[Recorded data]
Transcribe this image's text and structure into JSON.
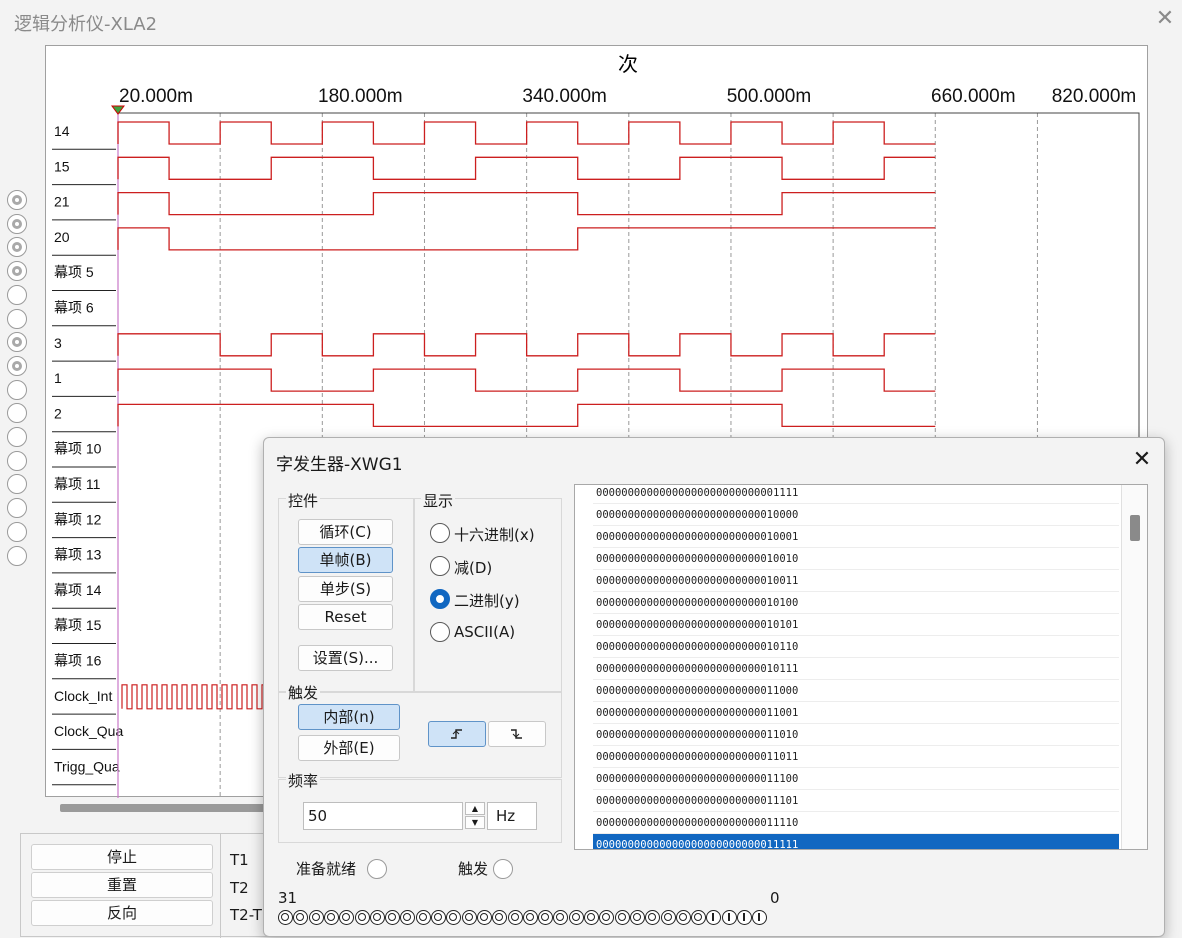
{
  "logic_analyzer": {
    "title": "逻辑分析仪-XLA2",
    "axis_unit": "次",
    "time_ticks": [
      "20.000m",
      "180.000m",
      "340.000m",
      "500.000m",
      "660.000m",
      "820.000m"
    ],
    "channels": [
      "14",
      "15",
      "21",
      "20",
      "幕项 5",
      "幕项 6",
      "3",
      "1",
      "2",
      "幕项 10",
      "幕项 11",
      "幕项 12",
      "幕项 13",
      "幕项 14",
      "幕项 15",
      "幕项 16",
      "Clock_Int",
      "Clock_Qua",
      "Trigg_Qua"
    ],
    "pins_connected": [
      true,
      true,
      true,
      true,
      false,
      false,
      true,
      true,
      false,
      false,
      false,
      false,
      false,
      false,
      false,
      false
    ],
    "trace_color": "#cc1f1f",
    "controls": {
      "stop": "停止",
      "reset": "重置",
      "reverse": "反向"
    },
    "cursor_labels": [
      "T1",
      "T2",
      "T2-T"
    ]
  },
  "word_generator": {
    "title": "字发生器-XWG1",
    "controls": {
      "label": "控件",
      "cycle": "循环(C)",
      "burst": "单帧(B)",
      "step": "单步(S)",
      "reset": "Reset",
      "settings": "设置(S)..."
    },
    "display": {
      "label": "显示",
      "options": [
        "十六进制(x)",
        "减(D)",
        "二进制(y)",
        "ASCII(A)"
      ],
      "selected": 2
    },
    "trigger": {
      "label": "触发",
      "internal": "内部(n)",
      "external": "外部(E)",
      "rising_icon": "rising-edge-icon",
      "falling_icon": "falling-edge-icon"
    },
    "frequency": {
      "label": "频率",
      "value": "50",
      "unit": "Hz"
    },
    "status": {
      "ready": "准备就绪",
      "trigger": "触发"
    },
    "bits": {
      "high_label": "31",
      "low_label": "0",
      "values": "00000000000000000000000000001111"
    },
    "rows": [
      "00000000000000000000000000001111",
      "00000000000000000000000000010000",
      "00000000000000000000000000010001",
      "00000000000000000000000000010010",
      "00000000000000000000000000010011",
      "00000000000000000000000000010100",
      "00000000000000000000000000010101",
      "00000000000000000000000000010110",
      "00000000000000000000000000010111",
      "00000000000000000000000000011000",
      "00000000000000000000000000011001",
      "00000000000000000000000000011010",
      "00000000000000000000000000011011",
      "00000000000000000000000000011100",
      "00000000000000000000000000011101",
      "00000000000000000000000000011110",
      "00000000000000000000000000011111"
    ],
    "selected_row": 16,
    "accent": "#1167c1"
  }
}
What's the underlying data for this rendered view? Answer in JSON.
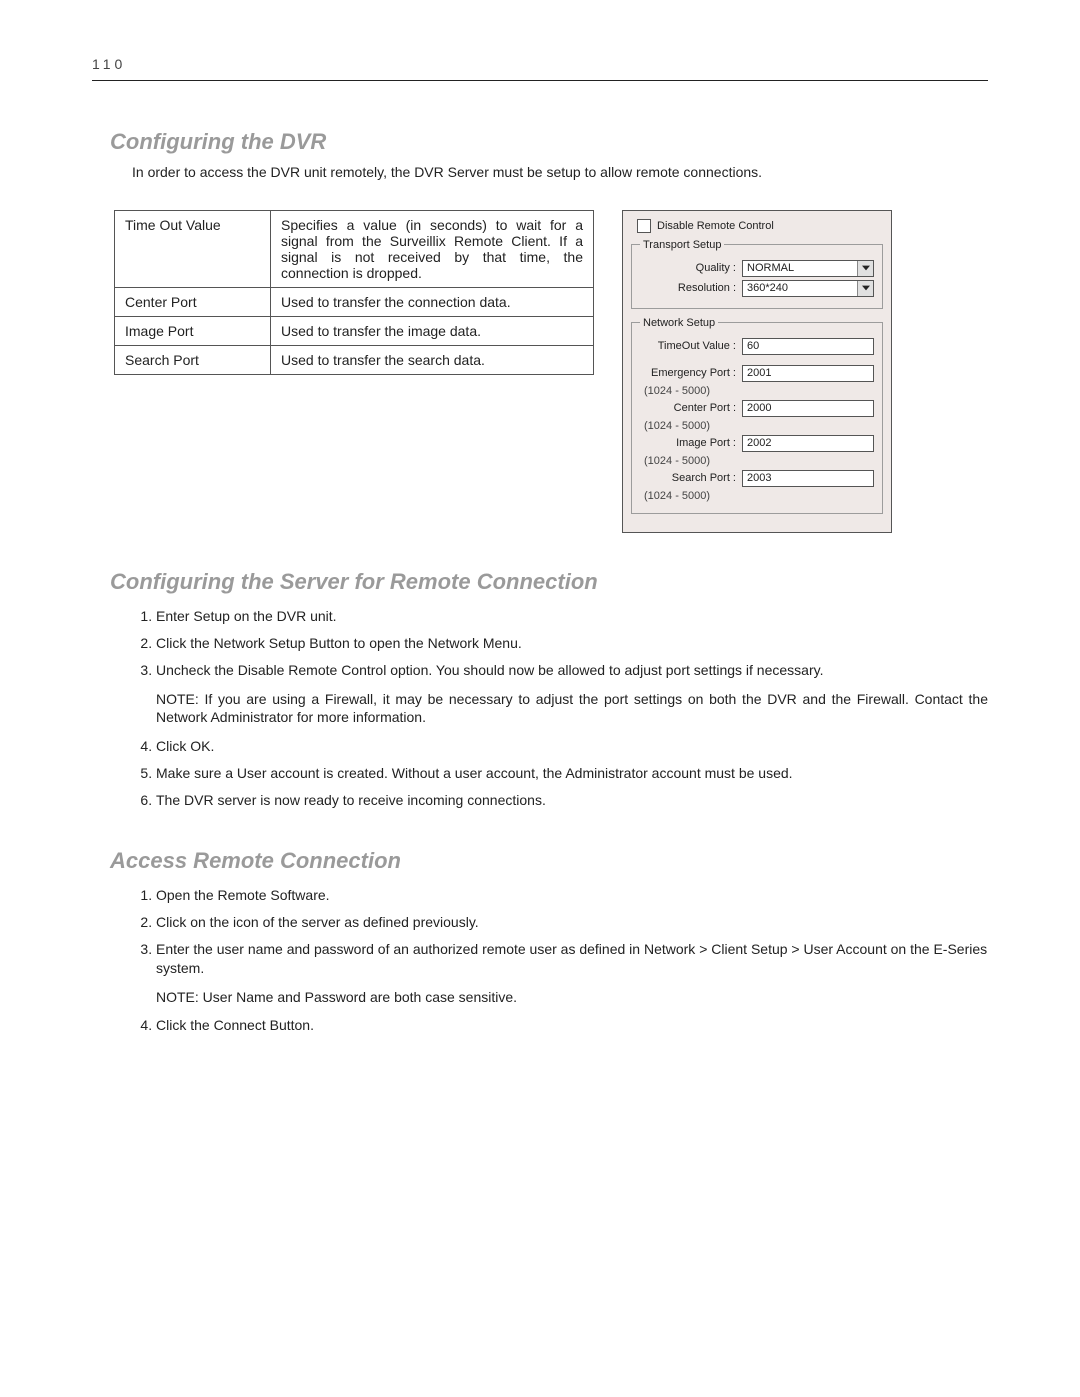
{
  "page_number": "110",
  "sections": {
    "config_dvr": {
      "heading": "Configuring the DVR",
      "intro": "In order to access the DVR unit remotely, the DVR Server must be setup to allow remote connections.",
      "table": {
        "rows": [
          {
            "term": "Time Out Value",
            "desc": "Specifies a value (in seconds) to wait for a signal from the Surveillix Remote Client.  If a signal is not received by that time, the connection is dropped."
          },
          {
            "term": "Center Port",
            "desc": "Used to transfer the connection data."
          },
          {
            "term": "Image Port",
            "desc": "Used to transfer the image data."
          },
          {
            "term": "Search Port",
            "desc": "Used to transfer the search data."
          }
        ]
      }
    },
    "config_server": {
      "heading": "Configuring the Server for Remote Connection",
      "steps_a": [
        "Enter Setup on the DVR unit.",
        "Click the Network Setup Button to open the Network Menu.",
        "Uncheck the Disable Remote Control option. You should now be allowed to adjust port settings if necessary."
      ],
      "note_a": "NOTE:  If you are using a Firewall, it may be necessary to adjust the port settings on both the DVR and the Firewall.  Contact the Network Administrator for more information.",
      "steps_b": [
        "Click OK.",
        "Make sure a User account is created. Without a user account, the Administrator account must be used.",
        "The DVR server is now ready to receive incoming connections."
      ]
    },
    "access_remote": {
      "heading": "Access Remote Connection",
      "steps_a": [
        "Open the Remote Software.",
        "Click on the icon of the server as defined previously.",
        "Enter the user name and password of an authorized remote user as defined in Network > Client Setup > User Account on the E-Series system."
      ],
      "note_a": "NOTE: User Name and Password are both case sensitive.",
      "steps_b": [
        "Click the Connect Button."
      ]
    }
  },
  "panel": {
    "disable_remote": "Disable Remote Control",
    "transport_legend": "Transport Setup",
    "network_legend": "Network Setup",
    "labels": {
      "quality": "Quality :",
      "resolution": "Resolution :",
      "timeout": "TimeOut Value :",
      "emergency": "Emergency Port :",
      "center": "Center Port :",
      "image": "Image Port :",
      "search": "Search Port :",
      "range": "(1024 - 5000)"
    },
    "values": {
      "quality": "NORMAL",
      "resolution": "360*240",
      "timeout": "60",
      "emergency": "2001",
      "center": "2000",
      "image": "2002",
      "search": "2003"
    }
  }
}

Work to do: Quote every record above exactly, leaving out the pictures.

Result of the exercise:
Transcribe this image's text and structure into JSON.
{
  "logic_analyzer": {
    "title": "逻辑分析仪-XLA2",
    "axis_unit": "次",
    "time_ticks": [
      "20.000m",
      "180.000m",
      "340.000m",
      "500.000m",
      "660.000m",
      "820.000m"
    ],
    "channels": [
      "14",
      "15",
      "21",
      "20",
      "幕项 5",
      "幕项 6",
      "3",
      "1",
      "2",
      "幕项 10",
      "幕项 11",
      "幕项 12",
      "幕项 13",
      "幕项 14",
      "幕项 15",
      "幕项 16",
      "Clock_Int",
      "Clock_Qua",
      "Trigg_Qua"
    ],
    "pins_connected": [
      true,
      true,
      true,
      true,
      false,
      false,
      true,
      true,
      false,
      false,
      false,
      false,
      false,
      false,
      false,
      false
    ],
    "trace_color": "#cc1f1f",
    "controls": {
      "stop": "停止",
      "reset": "重置",
      "reverse": "反向"
    },
    "cursor_labels": [
      "T1",
      "T2",
      "T2-T"
    ]
  },
  "word_generator": {
    "title": "字发生器-XWG1",
    "controls": {
      "label": "控件",
      "cycle": "循环(C)",
      "burst": "单帧(B)",
      "step": "单步(S)",
      "reset": "Reset",
      "settings": "设置(S)..."
    },
    "display": {
      "label": "显示",
      "options": [
        "十六进制(x)",
        "减(D)",
        "二进制(y)",
        "ASCII(A)"
      ],
      "selected": 2
    },
    "trigger": {
      "label": "触发",
      "internal": "内部(n)",
      "external": "外部(E)",
      "rising_icon": "rising-edge-icon",
      "falling_icon": "falling-edge-icon"
    },
    "frequency": {
      "label": "频率",
      "value": "50",
      "unit": "Hz"
    },
    "status": {
      "ready": "准备就绪",
      "trigger": "触发"
    },
    "bits": {
      "high_label": "31",
      "low_label": "0",
      "values": "00000000000000000000000000001111"
    },
    "rows": [
      "00000000000000000000000000001111",
      "00000000000000000000000000010000",
      "00000000000000000000000000010001",
      "00000000000000000000000000010010",
      "00000000000000000000000000010011",
      "00000000000000000000000000010100",
      "00000000000000000000000000010101",
      "00000000000000000000000000010110",
      "00000000000000000000000000010111",
      "00000000000000000000000000011000",
      "00000000000000000000000000011001",
      "00000000000000000000000000011010",
      "00000000000000000000000000011011",
      "00000000000000000000000000011100",
      "00000000000000000000000000011101",
      "00000000000000000000000000011110",
      "00000000000000000000000000011111"
    ],
    "selected_row": 16,
    "accent": "#1167c1"
  }
}
What's the underlying data for this rendered view? Answer in JSON.
{
  "page_number": "110",
  "sections": {
    "config_dvr": {
      "heading": "Configuring the DVR",
      "intro": "In order to access the DVR unit remotely, the DVR Server must be setup to allow remote connections.",
      "table": {
        "rows": [
          {
            "term": "Time Out Value",
            "desc": "Specifies a value (in seconds) to wait for a signal from the Surveillix Remote Client.  If a signal is not received by that time, the connection is dropped."
          },
          {
            "term": "Center Port",
            "desc": "Used to transfer the connection data."
          },
          {
            "term": "Image Port",
            "desc": "Used to transfer the image data."
          },
          {
            "term": "Search Port",
            "desc": "Used to transfer the search data."
          }
        ]
      }
    },
    "config_server": {
      "heading": "Configuring the Server for Remote Connection",
      "steps_a": [
        "Enter Setup on the DVR unit.",
        "Click the Network Setup Button to open the Network Menu.",
        "Uncheck the Disable Remote Control option. You should now be allowed to adjust port settings if necessary."
      ],
      "note_a": "NOTE:  If you are using a Firewall, it may be necessary to adjust the port settings on both the DVR and the Firewall.  Contact the Network Administrator for more information.",
      "steps_b": [
        "Click OK.",
        "Make sure a User account is created. Without a user account, the Administrator account must be used.",
        "The DVR server is now ready to receive incoming connections."
      ]
    },
    "access_remote": {
      "heading": "Access Remote Connection",
      "steps_a": [
        "Open the Remote Software.",
        "Click on the icon of the server as defined previously.",
        "Enter the user name and password of an authorized remote user as defined in Network > Client Setup > User Account on the E-Series system."
      ],
      "note_a": "NOTE: User Name and Password are both case sensitive.",
      "steps_b": [
        "Click the Connect Button."
      ]
    }
  },
  "panel": {
    "disable_remote": "Disable Remote Control",
    "transport_legend": "Transport Setup",
    "network_legend": "Network Setup",
    "labels": {
      "quality": "Quality :",
      "resolution": "Resolution :",
      "timeout": "TimeOut Value :",
      "emergency": "Emergency Port :",
      "center": "Center Port :",
      "image": "Image Port :",
      "search": "Search Port :",
      "range": "(1024 - 5000)"
    },
    "values": {
      "quality": "NORMAL",
      "resolution": "360*240",
      "timeout": "60",
      "emergency": "2001",
      "center": "2000",
      "image": "2002",
      "search": "2003"
    }
  }
}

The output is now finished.